EXERCISE GOAL :: Locate each line in the records containing "Oficinas". Copy it.

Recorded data
════════════════════

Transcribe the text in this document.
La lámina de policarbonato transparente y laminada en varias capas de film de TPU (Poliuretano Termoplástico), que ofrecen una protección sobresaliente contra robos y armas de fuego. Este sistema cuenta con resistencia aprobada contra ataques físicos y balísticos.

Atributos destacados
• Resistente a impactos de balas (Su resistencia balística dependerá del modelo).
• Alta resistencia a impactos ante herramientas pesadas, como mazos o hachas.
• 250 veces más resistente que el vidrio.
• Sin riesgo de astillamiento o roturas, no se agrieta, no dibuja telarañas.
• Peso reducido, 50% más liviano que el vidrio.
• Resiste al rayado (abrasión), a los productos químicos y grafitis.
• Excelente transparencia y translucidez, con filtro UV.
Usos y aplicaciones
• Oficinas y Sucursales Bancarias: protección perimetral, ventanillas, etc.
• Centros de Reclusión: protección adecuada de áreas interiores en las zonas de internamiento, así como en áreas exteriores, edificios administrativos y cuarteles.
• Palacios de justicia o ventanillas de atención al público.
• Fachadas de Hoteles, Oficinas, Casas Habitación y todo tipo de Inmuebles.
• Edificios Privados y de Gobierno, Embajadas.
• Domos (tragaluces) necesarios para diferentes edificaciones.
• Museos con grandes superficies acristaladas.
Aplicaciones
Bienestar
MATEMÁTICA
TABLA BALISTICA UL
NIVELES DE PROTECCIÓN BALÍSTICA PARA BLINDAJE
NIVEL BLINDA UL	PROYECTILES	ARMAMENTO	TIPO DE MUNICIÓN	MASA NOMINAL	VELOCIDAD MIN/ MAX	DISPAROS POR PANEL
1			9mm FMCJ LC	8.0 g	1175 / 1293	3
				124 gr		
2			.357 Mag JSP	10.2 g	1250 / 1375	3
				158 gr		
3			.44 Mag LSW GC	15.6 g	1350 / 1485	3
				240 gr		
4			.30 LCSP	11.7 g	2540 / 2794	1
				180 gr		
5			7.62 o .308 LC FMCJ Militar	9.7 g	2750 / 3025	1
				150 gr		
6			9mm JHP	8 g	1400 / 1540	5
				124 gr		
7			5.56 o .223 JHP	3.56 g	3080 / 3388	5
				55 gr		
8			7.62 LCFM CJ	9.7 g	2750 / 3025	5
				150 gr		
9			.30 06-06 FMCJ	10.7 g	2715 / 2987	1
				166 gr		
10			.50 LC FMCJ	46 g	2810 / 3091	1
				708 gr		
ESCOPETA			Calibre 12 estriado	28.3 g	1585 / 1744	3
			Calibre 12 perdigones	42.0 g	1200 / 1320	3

════════════════════

SOLVED PROBLEM ::
• Oficinas y Sucursales Bancarias: protección perimetral, ventanillas, etc.
• Fachadas de Hoteles, Oficinas, Casas Habitación y todo tipo de Inmuebles.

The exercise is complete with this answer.